▸ **WHAT YOU SHOULD DO**
Gather from the listing below each line that includes the word "Epidermis", and copy it.

▸ **A block of data**
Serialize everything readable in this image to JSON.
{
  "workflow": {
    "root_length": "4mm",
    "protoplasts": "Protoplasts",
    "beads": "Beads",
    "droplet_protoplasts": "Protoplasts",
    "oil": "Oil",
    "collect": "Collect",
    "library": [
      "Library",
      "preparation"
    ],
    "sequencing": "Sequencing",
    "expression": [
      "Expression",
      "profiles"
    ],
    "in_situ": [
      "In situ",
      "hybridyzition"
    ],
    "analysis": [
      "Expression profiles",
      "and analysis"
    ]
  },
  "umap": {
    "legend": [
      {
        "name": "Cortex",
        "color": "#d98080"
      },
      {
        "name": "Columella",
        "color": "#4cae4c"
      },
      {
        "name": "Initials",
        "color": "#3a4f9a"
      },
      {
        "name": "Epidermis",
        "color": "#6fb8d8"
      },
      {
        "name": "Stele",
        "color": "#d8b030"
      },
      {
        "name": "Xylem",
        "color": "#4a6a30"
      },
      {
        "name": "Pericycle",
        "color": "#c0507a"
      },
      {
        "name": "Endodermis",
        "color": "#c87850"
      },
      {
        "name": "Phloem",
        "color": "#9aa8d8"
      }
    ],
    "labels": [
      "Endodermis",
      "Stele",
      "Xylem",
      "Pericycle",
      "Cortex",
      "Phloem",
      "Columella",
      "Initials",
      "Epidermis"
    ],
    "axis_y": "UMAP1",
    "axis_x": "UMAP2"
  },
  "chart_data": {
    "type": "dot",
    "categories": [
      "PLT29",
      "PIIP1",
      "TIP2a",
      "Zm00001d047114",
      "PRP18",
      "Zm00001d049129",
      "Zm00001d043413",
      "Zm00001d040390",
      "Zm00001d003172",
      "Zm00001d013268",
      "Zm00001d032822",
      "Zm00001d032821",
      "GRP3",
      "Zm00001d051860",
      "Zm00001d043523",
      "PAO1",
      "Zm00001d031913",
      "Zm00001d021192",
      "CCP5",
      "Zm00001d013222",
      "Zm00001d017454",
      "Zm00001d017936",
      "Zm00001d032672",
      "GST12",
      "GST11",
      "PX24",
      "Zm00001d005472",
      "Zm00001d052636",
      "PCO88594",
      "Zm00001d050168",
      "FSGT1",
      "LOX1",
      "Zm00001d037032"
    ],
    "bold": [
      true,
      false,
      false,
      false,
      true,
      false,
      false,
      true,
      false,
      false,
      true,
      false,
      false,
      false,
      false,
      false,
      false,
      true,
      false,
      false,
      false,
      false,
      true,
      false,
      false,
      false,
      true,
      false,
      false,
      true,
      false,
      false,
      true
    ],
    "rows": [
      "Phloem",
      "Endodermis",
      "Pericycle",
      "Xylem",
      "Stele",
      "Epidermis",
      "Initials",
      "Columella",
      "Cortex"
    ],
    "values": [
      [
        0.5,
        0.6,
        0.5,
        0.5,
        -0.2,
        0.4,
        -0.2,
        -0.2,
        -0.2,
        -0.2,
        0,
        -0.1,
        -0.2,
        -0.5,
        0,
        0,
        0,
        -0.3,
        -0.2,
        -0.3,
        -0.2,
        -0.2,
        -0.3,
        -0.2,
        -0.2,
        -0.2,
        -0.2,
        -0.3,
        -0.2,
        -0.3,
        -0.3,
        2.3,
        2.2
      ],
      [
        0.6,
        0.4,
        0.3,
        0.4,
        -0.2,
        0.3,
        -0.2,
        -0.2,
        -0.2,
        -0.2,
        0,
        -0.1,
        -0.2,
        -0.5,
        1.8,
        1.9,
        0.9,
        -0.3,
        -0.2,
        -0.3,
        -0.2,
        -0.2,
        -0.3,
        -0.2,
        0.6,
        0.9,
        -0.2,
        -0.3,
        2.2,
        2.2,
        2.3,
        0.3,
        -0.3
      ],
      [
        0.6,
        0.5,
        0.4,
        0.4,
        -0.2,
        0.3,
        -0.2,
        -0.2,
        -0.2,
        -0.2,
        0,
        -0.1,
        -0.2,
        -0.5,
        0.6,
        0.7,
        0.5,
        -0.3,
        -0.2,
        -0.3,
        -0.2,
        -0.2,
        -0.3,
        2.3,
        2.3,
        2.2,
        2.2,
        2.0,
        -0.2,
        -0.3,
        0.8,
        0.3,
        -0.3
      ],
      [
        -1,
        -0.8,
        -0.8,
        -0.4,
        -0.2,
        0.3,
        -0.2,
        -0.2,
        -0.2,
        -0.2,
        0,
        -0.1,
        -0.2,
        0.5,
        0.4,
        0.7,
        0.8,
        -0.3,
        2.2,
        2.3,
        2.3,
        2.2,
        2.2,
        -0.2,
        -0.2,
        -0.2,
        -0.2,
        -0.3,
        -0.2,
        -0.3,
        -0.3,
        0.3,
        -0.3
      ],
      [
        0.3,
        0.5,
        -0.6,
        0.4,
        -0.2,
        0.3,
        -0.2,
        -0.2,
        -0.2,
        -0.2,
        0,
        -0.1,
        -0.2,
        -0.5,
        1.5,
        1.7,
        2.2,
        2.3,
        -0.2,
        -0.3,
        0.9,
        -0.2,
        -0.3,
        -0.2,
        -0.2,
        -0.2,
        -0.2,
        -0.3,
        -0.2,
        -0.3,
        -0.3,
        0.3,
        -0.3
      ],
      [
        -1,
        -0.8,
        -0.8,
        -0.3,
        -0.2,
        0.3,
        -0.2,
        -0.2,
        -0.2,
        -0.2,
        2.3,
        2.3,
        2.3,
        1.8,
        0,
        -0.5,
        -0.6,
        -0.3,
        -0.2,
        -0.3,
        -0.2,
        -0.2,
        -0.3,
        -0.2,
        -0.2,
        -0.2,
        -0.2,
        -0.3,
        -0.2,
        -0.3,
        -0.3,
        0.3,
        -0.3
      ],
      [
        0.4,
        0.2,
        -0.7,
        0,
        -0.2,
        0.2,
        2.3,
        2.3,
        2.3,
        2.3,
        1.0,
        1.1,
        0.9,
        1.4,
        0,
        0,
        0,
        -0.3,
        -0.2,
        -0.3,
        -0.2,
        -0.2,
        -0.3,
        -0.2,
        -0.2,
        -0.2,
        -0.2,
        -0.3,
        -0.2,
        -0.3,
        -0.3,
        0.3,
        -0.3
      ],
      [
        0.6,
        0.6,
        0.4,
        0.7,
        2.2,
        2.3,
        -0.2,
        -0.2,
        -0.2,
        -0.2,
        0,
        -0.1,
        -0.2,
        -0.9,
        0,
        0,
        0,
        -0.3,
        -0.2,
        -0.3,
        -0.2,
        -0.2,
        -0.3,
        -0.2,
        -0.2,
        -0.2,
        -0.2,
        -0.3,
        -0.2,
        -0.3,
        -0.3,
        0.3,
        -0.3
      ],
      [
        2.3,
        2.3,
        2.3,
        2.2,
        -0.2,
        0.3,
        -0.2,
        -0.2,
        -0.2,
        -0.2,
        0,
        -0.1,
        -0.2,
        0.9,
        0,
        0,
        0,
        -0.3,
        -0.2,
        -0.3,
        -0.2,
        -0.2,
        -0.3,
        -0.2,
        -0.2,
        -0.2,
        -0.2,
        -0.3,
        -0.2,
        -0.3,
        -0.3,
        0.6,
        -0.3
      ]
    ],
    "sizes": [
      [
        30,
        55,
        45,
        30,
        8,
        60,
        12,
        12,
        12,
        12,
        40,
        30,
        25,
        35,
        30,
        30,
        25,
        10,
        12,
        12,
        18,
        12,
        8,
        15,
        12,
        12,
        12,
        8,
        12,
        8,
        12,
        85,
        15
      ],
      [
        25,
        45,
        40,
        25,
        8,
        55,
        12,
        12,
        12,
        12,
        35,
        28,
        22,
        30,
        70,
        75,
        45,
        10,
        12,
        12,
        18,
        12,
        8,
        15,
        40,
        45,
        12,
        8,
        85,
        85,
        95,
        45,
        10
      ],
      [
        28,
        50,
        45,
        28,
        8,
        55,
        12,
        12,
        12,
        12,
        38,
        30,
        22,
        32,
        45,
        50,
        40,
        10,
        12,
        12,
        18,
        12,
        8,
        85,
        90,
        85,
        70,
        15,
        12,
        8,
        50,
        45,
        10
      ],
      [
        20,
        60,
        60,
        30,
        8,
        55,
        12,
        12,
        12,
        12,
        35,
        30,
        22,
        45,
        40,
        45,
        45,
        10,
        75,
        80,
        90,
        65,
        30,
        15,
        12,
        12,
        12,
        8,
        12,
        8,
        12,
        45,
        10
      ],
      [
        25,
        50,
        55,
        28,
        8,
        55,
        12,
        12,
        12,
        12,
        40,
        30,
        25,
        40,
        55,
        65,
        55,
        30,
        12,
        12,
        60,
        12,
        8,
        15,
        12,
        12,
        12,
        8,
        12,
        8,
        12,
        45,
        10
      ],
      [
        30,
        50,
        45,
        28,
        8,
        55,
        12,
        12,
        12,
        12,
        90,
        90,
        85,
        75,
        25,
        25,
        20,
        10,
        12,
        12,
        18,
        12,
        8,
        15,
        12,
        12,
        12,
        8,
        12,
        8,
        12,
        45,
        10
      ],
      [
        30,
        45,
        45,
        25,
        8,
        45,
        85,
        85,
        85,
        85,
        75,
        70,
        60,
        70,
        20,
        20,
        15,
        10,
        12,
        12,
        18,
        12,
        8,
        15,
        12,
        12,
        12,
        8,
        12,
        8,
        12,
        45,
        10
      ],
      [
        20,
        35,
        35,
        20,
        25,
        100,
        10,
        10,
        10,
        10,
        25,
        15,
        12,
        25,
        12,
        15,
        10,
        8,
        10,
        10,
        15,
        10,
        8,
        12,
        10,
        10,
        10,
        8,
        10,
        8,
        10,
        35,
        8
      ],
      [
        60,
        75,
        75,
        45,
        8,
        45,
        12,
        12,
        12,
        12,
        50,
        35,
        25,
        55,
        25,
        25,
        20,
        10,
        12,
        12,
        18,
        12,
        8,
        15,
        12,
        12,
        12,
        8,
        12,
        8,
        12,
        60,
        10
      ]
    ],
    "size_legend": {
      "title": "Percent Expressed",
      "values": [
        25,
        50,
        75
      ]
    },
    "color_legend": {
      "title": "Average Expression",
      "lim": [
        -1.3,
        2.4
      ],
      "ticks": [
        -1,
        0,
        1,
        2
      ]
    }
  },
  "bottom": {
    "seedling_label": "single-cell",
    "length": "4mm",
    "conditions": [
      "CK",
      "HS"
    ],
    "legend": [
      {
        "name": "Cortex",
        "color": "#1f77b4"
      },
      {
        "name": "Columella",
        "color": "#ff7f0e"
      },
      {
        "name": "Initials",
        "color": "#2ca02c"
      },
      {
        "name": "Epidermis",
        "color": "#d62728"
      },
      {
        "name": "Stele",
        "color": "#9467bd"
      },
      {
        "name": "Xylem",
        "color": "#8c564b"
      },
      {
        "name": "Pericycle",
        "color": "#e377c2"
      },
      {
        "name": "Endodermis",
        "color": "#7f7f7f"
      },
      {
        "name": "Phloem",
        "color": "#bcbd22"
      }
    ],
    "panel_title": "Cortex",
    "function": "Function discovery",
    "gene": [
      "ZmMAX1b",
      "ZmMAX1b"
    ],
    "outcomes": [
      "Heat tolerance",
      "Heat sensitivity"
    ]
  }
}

▸ **SOLUTION FOR THIS EXERCISE**
        "name": "Epidermis",
      "Epidermis"
      "Epidermis",
        "name": "Epidermis",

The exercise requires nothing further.